INSTRUCTIONS TO FOLLOW - Images appear in the records below; leave them out and repeat everything else exactly.

— START EXERCISE DATA —

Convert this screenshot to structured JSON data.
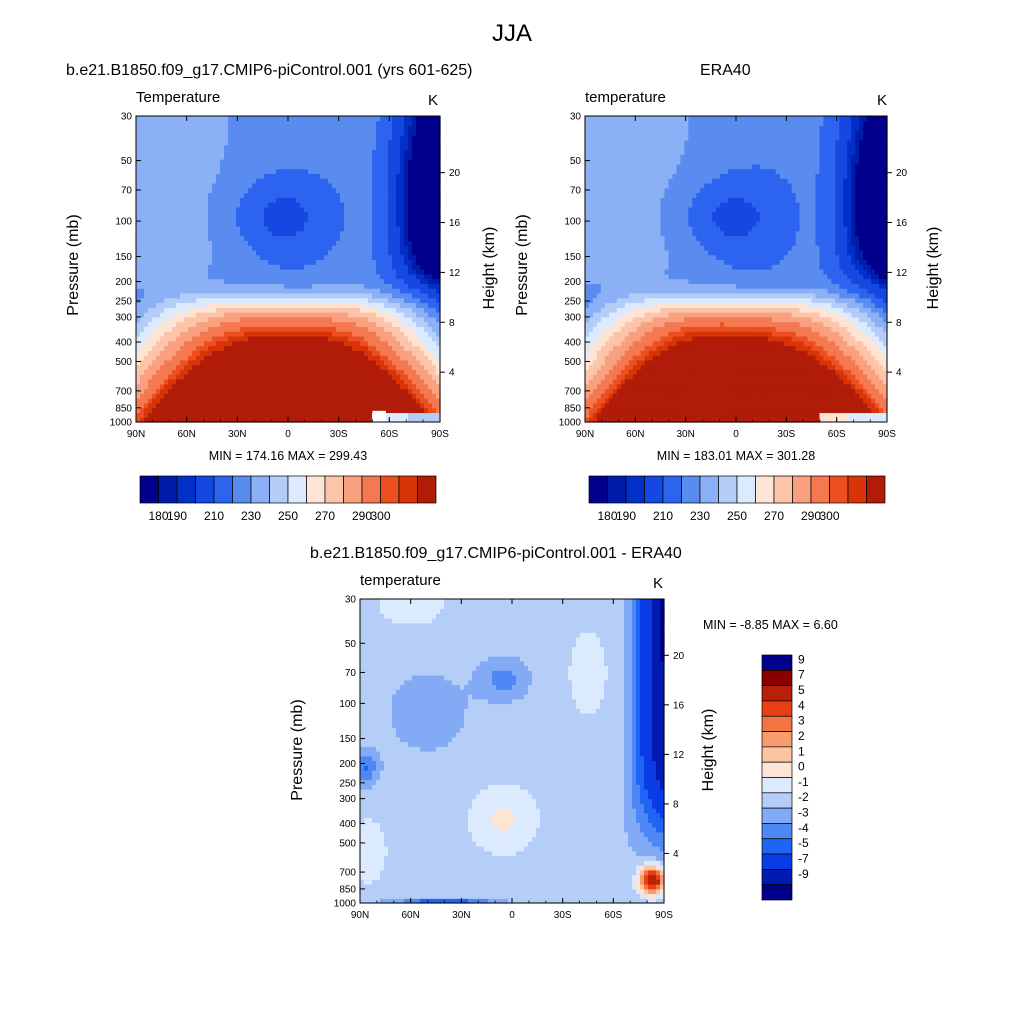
{
  "title": "JJA",
  "colors": {
    "temp_levels": [
      "#00008c",
      "#001ca8",
      "#0030c8",
      "#1448e0",
      "#2c64f0",
      "#5a8cf0",
      "#8cb0f5",
      "#b4ccf8",
      "#dceaff",
      "#fde4d4",
      "#fcc4a8",
      "#f8a080",
      "#f47850",
      "#ec5020",
      "#d83408",
      "#b01c08",
      "#880000"
    ],
    "diff_levels": [
      "#00008c",
      "#001cb0",
      "#0a3ce6",
      "#2064f5",
      "#4e88f5",
      "#82aaf5",
      "#b4cef8",
      "#dceaff",
      "#fde4d4",
      "#fcc4a0",
      "#f89c70",
      "#f47444",
      "#e84014",
      "#b82008",
      "#880000"
    ]
  },
  "panels": [
    {
      "id": "model",
      "title": "b.e21.B1850.f09_g17.CMIP6-piControl.001 (yrs 601-625)",
      "left_label": "Temperature",
      "right_label": "K",
      "ylabel": "Pressure (mb)",
      "y2label": "Height (km)",
      "min_max_text": "MIN = 174.16  MAX = 299.43"
    },
    {
      "id": "obs",
      "title": "ERA40",
      "left_label": "temperature",
      "right_label": "K",
      "ylabel": "Pressure (mb)",
      "y2label": "Height (km)",
      "min_max_text": "MIN = 183.01  MAX = 301.28"
    },
    {
      "id": "diff",
      "title": "b.e21.B1850.f09_g17.CMIP6-piControl.001 - ERA40",
      "left_label": "temperature",
      "right_label": "K",
      "ylabel": "Pressure (mb)",
      "y2label": "Height (km)",
      "min_max_text": "MIN =  -8.85  MAX =   6.60"
    }
  ],
  "chart_data": [
    {
      "type": "heatmap",
      "title": "b.e21.B1850.f09_g17.CMIP6-piControl.001 (yrs 601-625)",
      "xlabel": "",
      "ylabel": "Pressure (mb)",
      "y2label": "Height (km)",
      "x_ticks": [
        "90N",
        "60N",
        "30N",
        "0",
        "30S",
        "60S",
        "90S"
      ],
      "y_ticks": [
        "30",
        "50",
        "70",
        "100",
        "150",
        "200",
        "250",
        "300",
        "400",
        "500",
        "700",
        "850",
        "1000"
      ],
      "y2_ticks": [
        "4",
        "8",
        "12",
        "16",
        "20"
      ],
      "y_scale": "log",
      "ylim": [
        1000,
        30
      ],
      "xlim": [
        90,
        -90
      ],
      "units": "K",
      "min": 174.16,
      "max": 299.43,
      "colorbar_ticks": [
        "180",
        "190",
        "210",
        "230",
        "250",
        "270",
        "290",
        "300"
      ],
      "colorbar_levels": [
        180,
        185,
        190,
        200,
        210,
        220,
        230,
        240,
        250,
        260,
        270,
        280,
        290,
        295,
        300
      ]
    },
    {
      "type": "heatmap",
      "title": "ERA40",
      "xlabel": "",
      "ylabel": "Pressure (mb)",
      "y2label": "Height (km)",
      "x_ticks": [
        "90N",
        "60N",
        "30N",
        "0",
        "30S",
        "60S",
        "90S"
      ],
      "y_ticks": [
        "30",
        "50",
        "70",
        "100",
        "150",
        "200",
        "250",
        "300",
        "400",
        "500",
        "700",
        "850",
        "1000"
      ],
      "y2_ticks": [
        "4",
        "8",
        "12",
        "16",
        "20"
      ],
      "y_scale": "log",
      "ylim": [
        1000,
        30
      ],
      "xlim": [
        90,
        -90
      ],
      "units": "K",
      "min": 183.01,
      "max": 301.28,
      "colorbar_ticks": [
        "180",
        "190",
        "210",
        "230",
        "250",
        "270",
        "290",
        "300"
      ],
      "colorbar_levels": [
        180,
        185,
        190,
        200,
        210,
        220,
        230,
        240,
        250,
        260,
        270,
        280,
        290,
        295,
        300
      ]
    },
    {
      "type": "heatmap",
      "title": "b.e21.B1850.f09_g17.CMIP6-piControl.001 - ERA40",
      "xlabel": "",
      "ylabel": "Pressure (mb)",
      "y2label": "Height (km)",
      "x_ticks": [
        "90N",
        "60N",
        "30N",
        "0",
        "30S",
        "60S",
        "90S"
      ],
      "y_ticks": [
        "30",
        "50",
        "70",
        "100",
        "150",
        "200",
        "250",
        "300",
        "400",
        "500",
        "700",
        "850",
        "1000"
      ],
      "y2_ticks": [
        "4",
        "8",
        "12",
        "16",
        "20"
      ],
      "y_scale": "log",
      "ylim": [
        1000,
        30
      ],
      "xlim": [
        90,
        -90
      ],
      "units": "K",
      "min": -8.85,
      "max": 6.6,
      "colorbar_ticks": [
        "9",
        "7",
        "5",
        "4",
        "3",
        "2",
        "1",
        "0",
        "-1",
        "-2",
        "-3",
        "-4",
        "-5",
        "-7",
        "-9"
      ],
      "colorbar_levels": [
        -9,
        -7,
        -5,
        -4,
        -3,
        -2,
        -1,
        0,
        1,
        2,
        3,
        4,
        5,
        7,
        9
      ]
    }
  ]
}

— END EXERCISE DATA —

FINAL RESULT -
Convert this screenshot to structured JSON data.
{
  "title": "JJA",
  "colors": {
    "temp_levels": [
      "#00008c",
      "#001ca8",
      "#0030c8",
      "#1448e0",
      "#2c64f0",
      "#5a8cf0",
      "#8cb0f5",
      "#b4ccf8",
      "#dceaff",
      "#fde4d4",
      "#fcc4a8",
      "#f8a080",
      "#f47850",
      "#ec5020",
      "#d83408",
      "#b01c08",
      "#880000"
    ],
    "diff_levels": [
      "#00008c",
      "#001cb0",
      "#0a3ce6",
      "#2064f5",
      "#4e88f5",
      "#82aaf5",
      "#b4cef8",
      "#dceaff",
      "#fde4d4",
      "#fcc4a0",
      "#f89c70",
      "#f47444",
      "#e84014",
      "#b82008",
      "#880000"
    ]
  },
  "panels": [
    {
      "id": "model",
      "title": "b.e21.B1850.f09_g17.CMIP6-piControl.001 (yrs 601-625)",
      "left_label": "Temperature",
      "right_label": "K",
      "ylabel": "Pressure (mb)",
      "y2label": "Height (km)",
      "min_max_text": "MIN = 174.16  MAX = 299.43"
    },
    {
      "id": "obs",
      "title": "ERA40",
      "left_label": "temperature",
      "right_label": "K",
      "ylabel": "Pressure (mb)",
      "y2label": "Height (km)",
      "min_max_text": "MIN = 183.01  MAX = 301.28"
    },
    {
      "id": "diff",
      "title": "b.e21.B1850.f09_g17.CMIP6-piControl.001 - ERA40",
      "left_label": "temperature",
      "right_label": "K",
      "ylabel": "Pressure (mb)",
      "y2label": "Height (km)",
      "min_max_text": "MIN =  -8.85  MAX =   6.60"
    }
  ],
  "chart_data": [
    {
      "type": "heatmap",
      "title": "b.e21.B1850.f09_g17.CMIP6-piControl.001 (yrs 601-625)",
      "xlabel": "",
      "ylabel": "Pressure (mb)",
      "y2label": "Height (km)",
      "x_ticks": [
        "90N",
        "60N",
        "30N",
        "0",
        "30S",
        "60S",
        "90S"
      ],
      "y_ticks": [
        "30",
        "50",
        "70",
        "100",
        "150",
        "200",
        "250",
        "300",
        "400",
        "500",
        "700",
        "850",
        "1000"
      ],
      "y2_ticks": [
        "4",
        "8",
        "12",
        "16",
        "20"
      ],
      "y_scale": "log",
      "ylim": [
        1000,
        30
      ],
      "xlim": [
        90,
        -90
      ],
      "units": "K",
      "min": 174.16,
      "max": 299.43,
      "colorbar_ticks": [
        "180",
        "190",
        "210",
        "230",
        "250",
        "270",
        "290",
        "300"
      ],
      "colorbar_levels": [
        180,
        185,
        190,
        200,
        210,
        220,
        230,
        240,
        250,
        260,
        270,
        280,
        290,
        295,
        300
      ]
    },
    {
      "type": "heatmap",
      "title": "ERA40",
      "xlabel": "",
      "ylabel": "Pressure (mb)",
      "y2label": "Height (km)",
      "x_ticks": [
        "90N",
        "60N",
        "30N",
        "0",
        "30S",
        "60S",
        "90S"
      ],
      "y_ticks": [
        "30",
        "50",
        "70",
        "100",
        "150",
        "200",
        "250",
        "300",
        "400",
        "500",
        "700",
        "850",
        "1000"
      ],
      "y2_ticks": [
        "4",
        "8",
        "12",
        "16",
        "20"
      ],
      "y_scale": "log",
      "ylim": [
        1000,
        30
      ],
      "xlim": [
        90,
        -90
      ],
      "units": "K",
      "min": 183.01,
      "max": 301.28,
      "colorbar_ticks": [
        "180",
        "190",
        "210",
        "230",
        "250",
        "270",
        "290",
        "300"
      ],
      "colorbar_levels": [
        180,
        185,
        190,
        200,
        210,
        220,
        230,
        240,
        250,
        260,
        270,
        280,
        290,
        295,
        300
      ]
    },
    {
      "type": "heatmap",
      "title": "b.e21.B1850.f09_g17.CMIP6-piControl.001 - ERA40",
      "xlabel": "",
      "ylabel": "Pressure (mb)",
      "y2label": "Height (km)",
      "x_ticks": [
        "90N",
        "60N",
        "30N",
        "0",
        "30S",
        "60S",
        "90S"
      ],
      "y_ticks": [
        "30",
        "50",
        "70",
        "100",
        "150",
        "200",
        "250",
        "300",
        "400",
        "500",
        "700",
        "850",
        "1000"
      ],
      "y2_ticks": [
        "4",
        "8",
        "12",
        "16",
        "20"
      ],
      "y_scale": "log",
      "ylim": [
        1000,
        30
      ],
      "xlim": [
        90,
        -90
      ],
      "units": "K",
      "min": -8.85,
      "max": 6.6,
      "colorbar_ticks": [
        "9",
        "7",
        "5",
        "4",
        "3",
        "2",
        "1",
        "0",
        "-1",
        "-2",
        "-3",
        "-4",
        "-5",
        "-7",
        "-9"
      ],
      "colorbar_levels": [
        -9,
        -7,
        -5,
        -4,
        -3,
        -2,
        -1,
        0,
        1,
        2,
        3,
        4,
        5,
        7,
        9
      ]
    }
  ]
}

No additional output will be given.